▶ GIVEN INSTRUCTION
Write out every line of the material exactly as it appears.

•••

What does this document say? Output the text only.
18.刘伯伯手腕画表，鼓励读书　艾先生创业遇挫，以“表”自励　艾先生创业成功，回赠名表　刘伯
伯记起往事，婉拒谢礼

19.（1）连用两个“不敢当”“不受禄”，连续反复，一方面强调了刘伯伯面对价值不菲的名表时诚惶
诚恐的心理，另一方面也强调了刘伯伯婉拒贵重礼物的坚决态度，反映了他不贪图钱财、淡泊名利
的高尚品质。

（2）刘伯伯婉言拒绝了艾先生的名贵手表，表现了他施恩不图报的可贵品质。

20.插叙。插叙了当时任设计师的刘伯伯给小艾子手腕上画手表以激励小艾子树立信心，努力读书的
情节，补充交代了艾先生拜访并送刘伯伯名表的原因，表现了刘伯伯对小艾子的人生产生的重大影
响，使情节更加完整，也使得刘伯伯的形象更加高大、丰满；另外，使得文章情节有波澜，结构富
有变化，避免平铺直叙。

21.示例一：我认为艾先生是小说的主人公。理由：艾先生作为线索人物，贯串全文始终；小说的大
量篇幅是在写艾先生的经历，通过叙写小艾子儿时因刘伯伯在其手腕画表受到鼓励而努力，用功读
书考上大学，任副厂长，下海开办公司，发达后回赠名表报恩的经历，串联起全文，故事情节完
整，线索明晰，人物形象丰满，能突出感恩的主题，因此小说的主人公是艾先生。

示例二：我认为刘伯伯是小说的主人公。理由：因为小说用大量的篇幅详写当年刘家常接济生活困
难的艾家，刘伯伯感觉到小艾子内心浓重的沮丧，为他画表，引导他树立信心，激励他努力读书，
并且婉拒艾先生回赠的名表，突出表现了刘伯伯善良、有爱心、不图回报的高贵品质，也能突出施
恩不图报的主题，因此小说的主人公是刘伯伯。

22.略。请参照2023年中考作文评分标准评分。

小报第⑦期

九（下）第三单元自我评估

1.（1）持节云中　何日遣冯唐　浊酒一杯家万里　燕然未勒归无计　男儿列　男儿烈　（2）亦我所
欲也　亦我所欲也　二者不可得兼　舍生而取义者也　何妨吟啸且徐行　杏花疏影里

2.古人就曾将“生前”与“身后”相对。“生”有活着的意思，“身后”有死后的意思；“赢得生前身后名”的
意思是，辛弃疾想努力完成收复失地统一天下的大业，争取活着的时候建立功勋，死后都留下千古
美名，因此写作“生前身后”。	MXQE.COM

•••

▶ OUTPUT
What does this document say? Output the text only.
18.刘伯伯手腕画表，鼓励读书　艾先生创业遇挫，以“表”自励　艾先生创业成功，回赠名表　刘伯
伯记起往事，婉拒谢礼

19.（1）连用两个“不敢当”“不受禄”，连续反复，一方面强调了刘伯伯面对价值不菲的名表时诚惶
诚恐的心理，另一方面也强调了刘伯伯婉拒贵重礼物的坚决态度，反映了他不贪图钱财、淡泊名利
的高尚品质。

（2）刘伯伯婉言拒绝了艾先生的名贵手表，表现了他施恩不图报的可贵品质。

20.插叙。插叙了当时任设计师的刘伯伯给小艾子手腕上画手表以激励小艾子树立信心，努力读书的
情节，补充交代了艾先生拜访并送刘伯伯名表的原因，表现了刘伯伯对小艾子的人生产生的重大影
响，使情节更加完整，也使得刘伯伯的形象更加高大、丰满；另外，使得文章情节有波澜，结构富
有变化，避免平铺直叙。

21.示例一：我认为艾先生是小说的主人公。理由：艾先生作为线索人物，贯串全文始终；小说的大
量篇幅是在写艾先生的经历，通过叙写小艾子儿时因刘伯伯在其手腕画表受到鼓励而努力，用功读
书考上大学，任副厂长，下海开办公司，发达后回赠名表报恩的经历，串联起全文，故事情节完
整，线索明晰，人物形象丰满，能突出感恩的主题，因此小说的主人公是艾先生。

示例二：我认为刘伯伯是小说的主人公。理由：因为小说用大量的篇幅详写当年刘家常接济生活困
难的艾家，刘伯伯感觉到小艾子内心浓重的沮丧，为他画表，引导他树立信心，激励他努力读书，
并且婉拒艾先生回赠的名表，突出表现了刘伯伯善良、有爱心、不图回报的高贵品质，也能突出施
恩不图报的主题，因此小说的主人公是刘伯伯。

22.略。请参照2023年中考作文评分标准评分。

小报第⑦期

九（下）第三单元自我评估

1.（1）持节云中　何日遣冯唐　浊酒一杯家万里　燕然未勒归无计　男儿列　男儿烈　（2）亦我所
欲也　亦我所欲也　二者不可得兼　舍生而取义者也　何妨吟啸且徐行　杏花疏影里

2.古人就曾将“生前”与“身后”相对。“生”有活着的意思，“身后”有死后的意思；“赢得生前身后名”的
意思是，辛弃疾想努力完成收复失地统一天下的大业，争取活着的时候建立功勋，死后都留下千古
美名，因此写作“生前身后”。	MXQE.COM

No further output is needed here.